#### [Stated task]
Repeat, line for line, the entries printed below.

********************

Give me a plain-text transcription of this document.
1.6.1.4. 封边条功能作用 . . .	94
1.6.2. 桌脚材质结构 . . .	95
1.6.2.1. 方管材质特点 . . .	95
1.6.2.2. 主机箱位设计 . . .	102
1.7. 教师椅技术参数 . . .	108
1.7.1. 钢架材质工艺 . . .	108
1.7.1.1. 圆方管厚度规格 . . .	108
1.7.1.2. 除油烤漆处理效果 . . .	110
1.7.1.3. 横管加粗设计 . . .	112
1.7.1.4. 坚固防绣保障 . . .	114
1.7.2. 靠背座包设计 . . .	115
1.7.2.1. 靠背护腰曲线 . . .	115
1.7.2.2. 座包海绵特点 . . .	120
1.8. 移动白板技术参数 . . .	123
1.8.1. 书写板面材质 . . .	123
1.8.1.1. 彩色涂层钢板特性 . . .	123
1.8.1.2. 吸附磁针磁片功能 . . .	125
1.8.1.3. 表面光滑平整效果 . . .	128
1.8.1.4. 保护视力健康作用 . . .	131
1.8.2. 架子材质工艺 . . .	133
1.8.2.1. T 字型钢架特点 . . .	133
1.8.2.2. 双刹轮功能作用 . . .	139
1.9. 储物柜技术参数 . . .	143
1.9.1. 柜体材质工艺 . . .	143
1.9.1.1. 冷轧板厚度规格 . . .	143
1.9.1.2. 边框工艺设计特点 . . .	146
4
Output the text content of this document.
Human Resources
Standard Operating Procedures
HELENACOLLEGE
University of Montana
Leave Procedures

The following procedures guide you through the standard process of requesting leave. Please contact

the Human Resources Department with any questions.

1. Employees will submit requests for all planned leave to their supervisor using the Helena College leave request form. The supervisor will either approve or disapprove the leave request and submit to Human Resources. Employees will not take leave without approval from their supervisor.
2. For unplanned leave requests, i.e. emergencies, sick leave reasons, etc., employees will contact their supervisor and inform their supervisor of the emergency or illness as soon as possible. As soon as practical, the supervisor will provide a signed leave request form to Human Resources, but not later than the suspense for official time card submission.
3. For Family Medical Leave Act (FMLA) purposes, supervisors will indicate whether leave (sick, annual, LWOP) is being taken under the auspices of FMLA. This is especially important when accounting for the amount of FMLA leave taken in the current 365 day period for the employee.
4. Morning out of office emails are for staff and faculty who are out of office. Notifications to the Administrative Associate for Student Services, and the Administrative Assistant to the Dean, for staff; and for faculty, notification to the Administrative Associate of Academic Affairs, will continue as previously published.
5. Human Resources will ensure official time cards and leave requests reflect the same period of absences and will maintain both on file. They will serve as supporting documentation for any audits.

********************

#### [Solved problem]
Give me a plain-text transcription of this document.
1.6.1.4. 封边条功能作用 . . .	94
1.6.2. 桌脚材质结构 . . .	95
1.6.2.1. 方管材质特点 . . .	95
1.6.2.2. 主机箱位设计 . . .	102
1.7. 教师椅技术参数 . . .	108
1.7.1. 钢架材质工艺 . . .	108
1.7.1.1. 圆方管厚度规格 . . .	108
1.7.1.2. 除油烤漆处理效果 . . .	110
1.7.1.3. 横管加粗设计 . . .	112
1.7.1.4. 坚固防绣保障 . . .	114
1.7.2. 靠背座包设计 . . .	115
1.7.2.1. 靠背护腰曲线 . . .	115
1.7.2.2. 座包海绵特点 . . .	120
1.8. 移动白板技术参数 . . .	123
1.8.1. 书写板面材质 . . .	123
1.8.1.1. 彩色涂层钢板特性 . . .	123
1.8.1.2. 吸附磁针磁片功能 . . .	125
1.8.1.3. 表面光滑平整效果 . . .	128
1.8.1.4. 保护视力健康作用 . . .	131
1.8.2. 架子材质工艺 . . .	133
1.8.2.1. T 字型钢架特点 . . .	133
1.8.2.2. 双刹轮功能作用 . . .	139
1.9. 储物柜技术参数 . . .	143
1.9.1. 柜体材质工艺 . . .	143
1.9.1.1. 冷轧板厚度规格 . . .	143
1.9.1.2. 边框工艺设计特点 . . .	146
4
Output the text content of this document.
Human Resources
Standard Operating Procedures
HELENACOLLEGE
University of Montana
Leave Procedures

The following procedures guide you through the standard process of requesting leave. Please contact

the Human Resources Department with any questions.

1. Employees will submit requests for all planned leave to their supervisor using the Helena College leave request form. The supervisor will either approve or disapprove the leave request and submit to Human Resources. Employees will not take leave without approval from their supervisor.
2. For unplanned leave requests, i.e. emergencies, sick leave reasons, etc., employees will contact their supervisor and inform their supervisor of the emergency or illness as soon as possible. As soon as practical, the supervisor will provide a signed leave request form to Human Resources, but not later than the suspense for official time card submission.
3. For Family Medical Leave Act (FMLA) purposes, supervisors will indicate whether leave (sick, annual, LWOP) is being taken under the auspices of FMLA. This is especially important when accounting for the amount of FMLA leave taken in the current 365 day period for the employee.
4. Morning out of office emails are for staff and faculty who are out of office. Notifications to the Administrative Associate for Student Services, and the Administrative Assistant to the Dean, for staff; and for faculty, notification to the Administrative Associate of Academic Affairs, will continue as previously published.
5. Human Resources will ensure official time cards and leave requests reflect the same period of absences and will maintain both on file. They will serve as supporting documentation for any audits.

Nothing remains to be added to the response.